### REQUEST
Check every line of the entries for "тромбоцитов", and copy the lines that hold it.

[Dataset entries]
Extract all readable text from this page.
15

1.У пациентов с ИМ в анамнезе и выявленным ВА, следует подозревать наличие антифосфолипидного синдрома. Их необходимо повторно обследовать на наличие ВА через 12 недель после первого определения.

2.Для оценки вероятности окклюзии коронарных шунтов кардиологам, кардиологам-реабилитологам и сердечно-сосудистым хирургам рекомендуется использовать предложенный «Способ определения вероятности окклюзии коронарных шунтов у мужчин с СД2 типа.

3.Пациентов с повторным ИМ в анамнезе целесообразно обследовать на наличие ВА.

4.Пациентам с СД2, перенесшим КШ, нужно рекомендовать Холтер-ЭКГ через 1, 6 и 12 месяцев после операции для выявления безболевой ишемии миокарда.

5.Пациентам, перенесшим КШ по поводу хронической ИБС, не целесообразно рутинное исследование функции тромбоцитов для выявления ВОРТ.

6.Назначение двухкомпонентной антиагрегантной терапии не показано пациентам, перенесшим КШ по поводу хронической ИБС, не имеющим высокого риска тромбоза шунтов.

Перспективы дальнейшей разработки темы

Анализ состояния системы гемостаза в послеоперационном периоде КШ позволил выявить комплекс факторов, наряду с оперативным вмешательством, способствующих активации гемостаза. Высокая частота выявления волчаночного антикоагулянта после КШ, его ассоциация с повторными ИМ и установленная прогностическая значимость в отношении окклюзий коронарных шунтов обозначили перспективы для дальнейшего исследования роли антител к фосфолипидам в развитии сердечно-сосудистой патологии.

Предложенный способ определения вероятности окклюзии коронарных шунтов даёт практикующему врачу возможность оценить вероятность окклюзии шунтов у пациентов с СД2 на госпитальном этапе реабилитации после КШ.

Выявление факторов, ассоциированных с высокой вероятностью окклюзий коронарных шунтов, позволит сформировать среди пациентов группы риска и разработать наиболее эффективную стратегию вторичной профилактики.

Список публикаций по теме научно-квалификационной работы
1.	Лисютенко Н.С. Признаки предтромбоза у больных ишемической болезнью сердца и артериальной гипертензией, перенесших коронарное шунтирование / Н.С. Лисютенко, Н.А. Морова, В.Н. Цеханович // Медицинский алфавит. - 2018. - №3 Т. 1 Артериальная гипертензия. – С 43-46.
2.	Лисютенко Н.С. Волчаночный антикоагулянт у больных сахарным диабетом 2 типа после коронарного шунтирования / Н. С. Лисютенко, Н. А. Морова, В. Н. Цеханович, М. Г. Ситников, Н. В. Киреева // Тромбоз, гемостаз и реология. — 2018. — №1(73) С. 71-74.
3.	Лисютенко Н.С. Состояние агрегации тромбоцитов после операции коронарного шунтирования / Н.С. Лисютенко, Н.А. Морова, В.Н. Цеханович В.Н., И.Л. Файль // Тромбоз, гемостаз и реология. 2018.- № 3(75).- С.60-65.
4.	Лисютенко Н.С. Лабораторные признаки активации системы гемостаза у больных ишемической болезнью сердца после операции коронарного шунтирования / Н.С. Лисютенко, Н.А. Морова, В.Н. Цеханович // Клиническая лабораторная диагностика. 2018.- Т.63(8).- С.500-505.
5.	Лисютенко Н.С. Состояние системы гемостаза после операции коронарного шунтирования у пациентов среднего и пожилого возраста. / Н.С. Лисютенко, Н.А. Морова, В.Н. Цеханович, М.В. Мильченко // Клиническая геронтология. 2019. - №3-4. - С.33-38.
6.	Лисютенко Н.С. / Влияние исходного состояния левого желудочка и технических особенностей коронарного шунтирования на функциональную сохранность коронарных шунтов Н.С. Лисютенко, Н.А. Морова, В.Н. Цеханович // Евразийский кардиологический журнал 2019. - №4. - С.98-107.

### ANSWER FOR THIS EXERCISE
5.Пациентам, перенесшим КШ по поводу хронической ИБС, не целесообразно рутинное исследование функции тромбоцитов для выявления ВОРТ.
3.	Лисютенко Н.С. Состояние агрегации тромбоцитов после операции коронарного шунтирования / Н.С. Лисютенко, Н.А. Морова, В.Н. Цеханович В.Н., И.Л. Файль // Тромбоз, гемостаз и реология. 2018.- № 3(75).- С.60-65.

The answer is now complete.